=== Stated task ===
Return the entries verbatim and drop every picture.
** Start of Dataset **
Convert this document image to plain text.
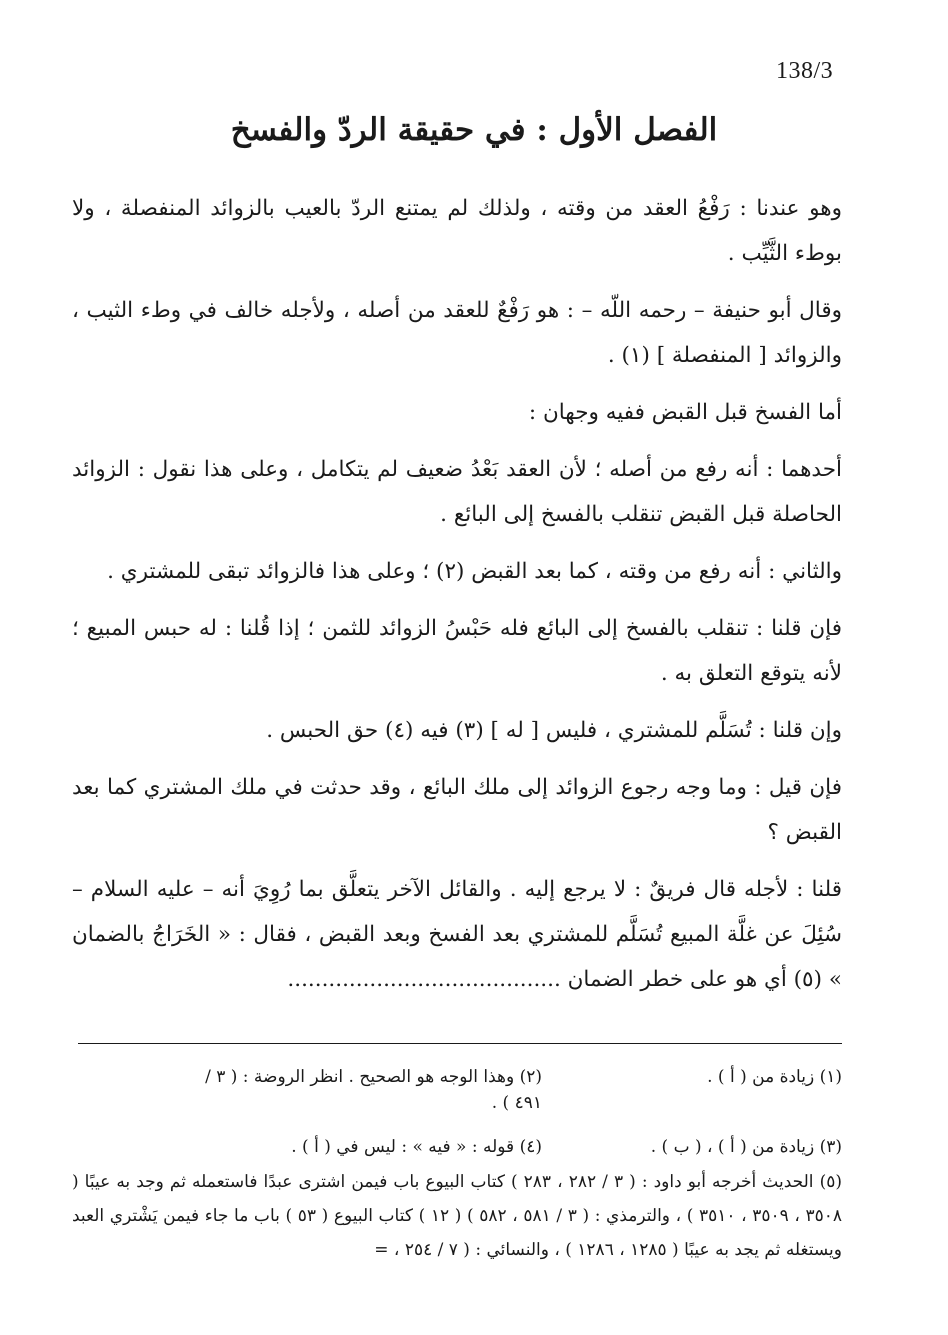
138/3
الفصل الأول : في حقيقة الردّ والفسخ

وهو عندنا : رَفْعُ العقد من وقته ، ولذلك لم يمتنع الردّ بالعيب بالزوائد المنفصلة ، ولا بوطء الثَّيِّب .

وقال أبو حنيفة – رحمه اللّه – : هو رَفْعٌ للعقد من أصله ، ولأجله خالف في وطء الثيب ، والزوائد [ المنفصلة ] (١) .

أما الفسخ قبل القبض ففيه وجهان :

أحدهما : أنه رفع من أصله ؛ لأن العقد بَعْدُ ضعيف لم يتكامل ، وعلى هذا نقول : الزوائد الحاصلة قبل القبض تنقلب بالفسخ إلى البائع .

والثاني : أنه رفع من وقته ، كما بعد القبض (٢) ؛ وعلى هذا فالزوائد تبقى للمشتري .

فإن قلنا : تنقلب بالفسخ إلى البائع فله حَبْسُ الزوائد للثمن ؛ إذا قُلنا : له حبس المبيع ؛ لأنه يتوقع التعلق به .

وإن قلنا : تُسَلَّم للمشتري ، فليس [ له ] (٣) فيه (٤) حق الحبس .

فإن قيل : وما وجه رجوع الزوائد إلى ملك البائع ، وقد حدثت في ملك المشتري كما بعد القبض ؟

قلنا : لأجله قال فريقٌ : لا يرجع إليه . والقائل الآخر يتعلَّق بما رُوِيَ أنه – عليه السلام – سُئِلَ عن غلَّة المبيع تُسَلَّم للمشتري بعد الفسخ وبعد القبض ، فقال : « الخَرَاجُ بالضمان » (٥) أي هو على خطر الضمان ........................................

(١) زيادة من ( أ ) .
(٢) وهذا الوجه هو الصحيح . انظر الروضة : ( ٣ / ٤٩١ ) .
(٣) زيادة من ( أ ) ، ( ب ) .
(٤) قوله : « فيه » : ليس في ( أ ) .
(٥) الحديث أخرجه أبو داود : ( ٣ / ٢٨٢ ، ٢٨٣ ) كتاب البيوع باب فيمن اشترى عبدًا فاستعمله ثم وجد به عيبًا ( ٣٥٠٨ ، ٣٥٠٩ ، ٣٥١٠ ) ، والترمذي : ( ٣ / ٥٨١ ، ٥٨٢ ) ( ١٢ ) كتاب البيوع ( ٥٣ ) باب ما جاء فيمن يَشْتري العبد ويستغله ثم يجد به عيبًا ( ١٢٨٥ ، ١٢٨٦ ) ، والنسائي : ( ٧ / ٢٥٤ ، =
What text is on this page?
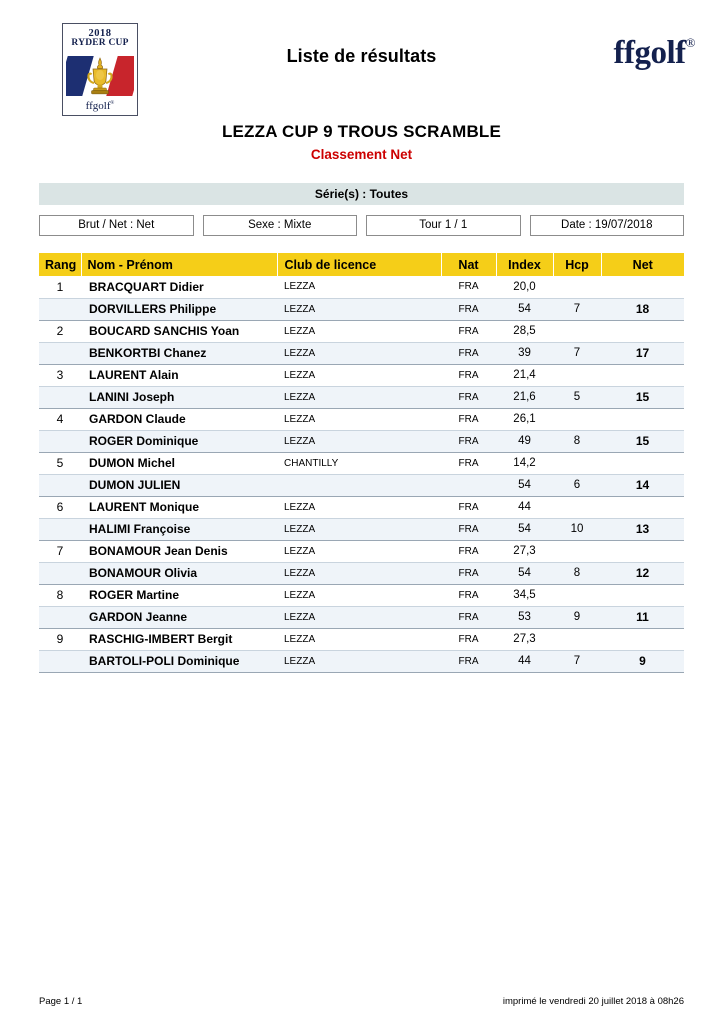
2018
RYDER CUP
ffgolf®
Liste de résultats	ffgolf®
LEZZA CUP 9 TROUS SCRAMBLE
Classement Net
Série(s) : Toutes
Brut / Net : Net	Sexe : Mixte	Tour 1 / 1	Date : 19/07/2018
Rang	Nom - Prénom	Club de licence	Nat	Index	Hcp	Net
1	BRACQUART Didier	LEZZA	FRA	20,0		
	DORVILLERS Philippe	LEZZA	FRA	54	7	18
2	BOUCARD SANCHIS Yoan	LEZZA	FRA	28,5		
	BENKORTBI Chanez	LEZZA	FRA	39	7	17
3	LAURENT Alain	LEZZA	FRA	21,4		
	LANINI Joseph	LEZZA	FRA	21,6	5	15
4	GARDON Claude	LEZZA	FRA	26,1		
	ROGER Dominique	LEZZA	FRA	49	8	15
5	DUMON Michel	CHANTILLY	FRA	14,2		
	DUMON JULIEN			54	6	14
6	LAURENT Monique	LEZZA	FRA	44		
	HALIMI Françoise	LEZZA	FRA	54	10	13
7	BONAMOUR Jean Denis	LEZZA	FRA	27,3		
	BONAMOUR Olivia	LEZZA	FRA	54	8	12
8	ROGER Martine	LEZZA	FRA	34,5		
	GARDON Jeanne	LEZZA	FRA	53	9	11
9	RASCHIG-IMBERT Bergit	LEZZA	FRA	27,3		
	BARTOLI-POLI Dominique	LEZZA	FRA	44	7	9
Page 1 / 1	imprimé le vendredi 20 juillet 2018 à 08h26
** End of Dataset **
=== Response ===
Convert this document image to plain text.
138/3
الفصل الأول : في حقيقة الردّ والفسخ

وهو عندنا : رَفْعُ العقد من وقته ، ولذلك لم يمتنع الردّ بالعيب بالزوائد المنفصلة ، ولا بوطء الثَّيِّب .

وقال أبو حنيفة – رحمه اللّه – : هو رَفْعٌ للعقد من أصله ، ولأجله خالف في وطء الثيب ، والزوائد [ المنفصلة ] (١) .

أما الفسخ قبل القبض ففيه وجهان :

أحدهما : أنه رفع من أصله ؛ لأن العقد بَعْدُ ضعيف لم يتكامل ، وعلى هذا نقول : الزوائد الحاصلة قبل القبض تنقلب بالفسخ إلى البائع .

والثاني : أنه رفع من وقته ، كما بعد القبض (٢) ؛ وعلى هذا فالزوائد تبقى للمشتري .

فإن قلنا : تنقلب بالفسخ إلى البائع فله حَبْسُ الزوائد للثمن ؛ إذا قُلنا : له حبس المبيع ؛ لأنه يتوقع التعلق به .

وإن قلنا : تُسَلَّم للمشتري ، فليس [ له ] (٣) فيه (٤) حق الحبس .

فإن قيل : وما وجه رجوع الزوائد إلى ملك البائع ، وقد حدثت في ملك المشتري كما بعد القبض ؟

قلنا : لأجله قال فريقٌ : لا يرجع إليه . والقائل الآخر يتعلَّق بما رُوِيَ أنه – عليه السلام – سُئِلَ عن غلَّة المبيع تُسَلَّم للمشتري بعد الفسخ وبعد القبض ، فقال : « الخَرَاجُ بالضمان » (٥) أي هو على خطر الضمان ........................................

(١) زيادة من ( أ ) .
(٢) وهذا الوجه هو الصحيح . انظر الروضة : ( ٣ / ٤٩١ ) .
(٣) زيادة من ( أ ) ، ( ب ) .
(٤) قوله : « فيه » : ليس في ( أ ) .
(٥) الحديث أخرجه أبو داود : ( ٣ / ٢٨٢ ، ٢٨٣ ) كتاب البيوع باب فيمن اشترى عبدًا فاستعمله ثم وجد به عيبًا ( ٣٥٠٨ ، ٣٥٠٩ ، ٣٥١٠ ) ، والترمذي : ( ٣ / ٥٨١ ، ٥٨٢ ) ( ١٢ ) كتاب البيوع ( ٥٣ ) باب ما جاء فيمن يَشْتري العبد ويستغله ثم يجد به عيبًا ( ١٢٨٥ ، ١٢٨٦ ) ، والنسائي : ( ٧ / ٢٥٤ ، =
What text is on this page?
2018
RYDER CUP
ffgolf®
Liste de résultats	ffgolf®
LEZZA CUP 9 TROUS SCRAMBLE
Classement Net
Série(s) : Toutes
Brut / Net : Net	Sexe : Mixte	Tour 1 / 1	Date : 19/07/2018
Rang	Nom - Prénom	Club de licence	Nat	Index	Hcp	Net
1	BRACQUART Didier	LEZZA	FRA	20,0		
	DORVILLERS Philippe	LEZZA	FRA	54	7	18
2	BOUCARD SANCHIS Yoan	LEZZA	FRA	28,5		
	BENKORTBI Chanez	LEZZA	FRA	39	7	17
3	LAURENT Alain	LEZZA	FRA	21,4		
	LANINI Joseph	LEZZA	FRA	21,6	5	15
4	GARDON Claude	LEZZA	FRA	26,1		
	ROGER Dominique	LEZZA	FRA	49	8	15
5	DUMON Michel	CHANTILLY	FRA	14,2		
	DUMON JULIEN			54	6	14
6	LAURENT Monique	LEZZA	FRA	44		
	HALIMI Françoise	LEZZA	FRA	54	10	13
7	BONAMOUR Jean Denis	LEZZA	FRA	27,3		
	BONAMOUR Olivia	LEZZA	FRA	54	8	12
8	ROGER Martine	LEZZA	FRA	34,5		
	GARDON Jeanne	LEZZA	FRA	53	9	11
9	RASCHIG-IMBERT Bergit	LEZZA	FRA	27,3		
	BARTOLI-POLI Dominique	LEZZA	FRA	44	7	9
Page 1 / 1	imprimé le vendredi 20 juillet 2018 à 08h26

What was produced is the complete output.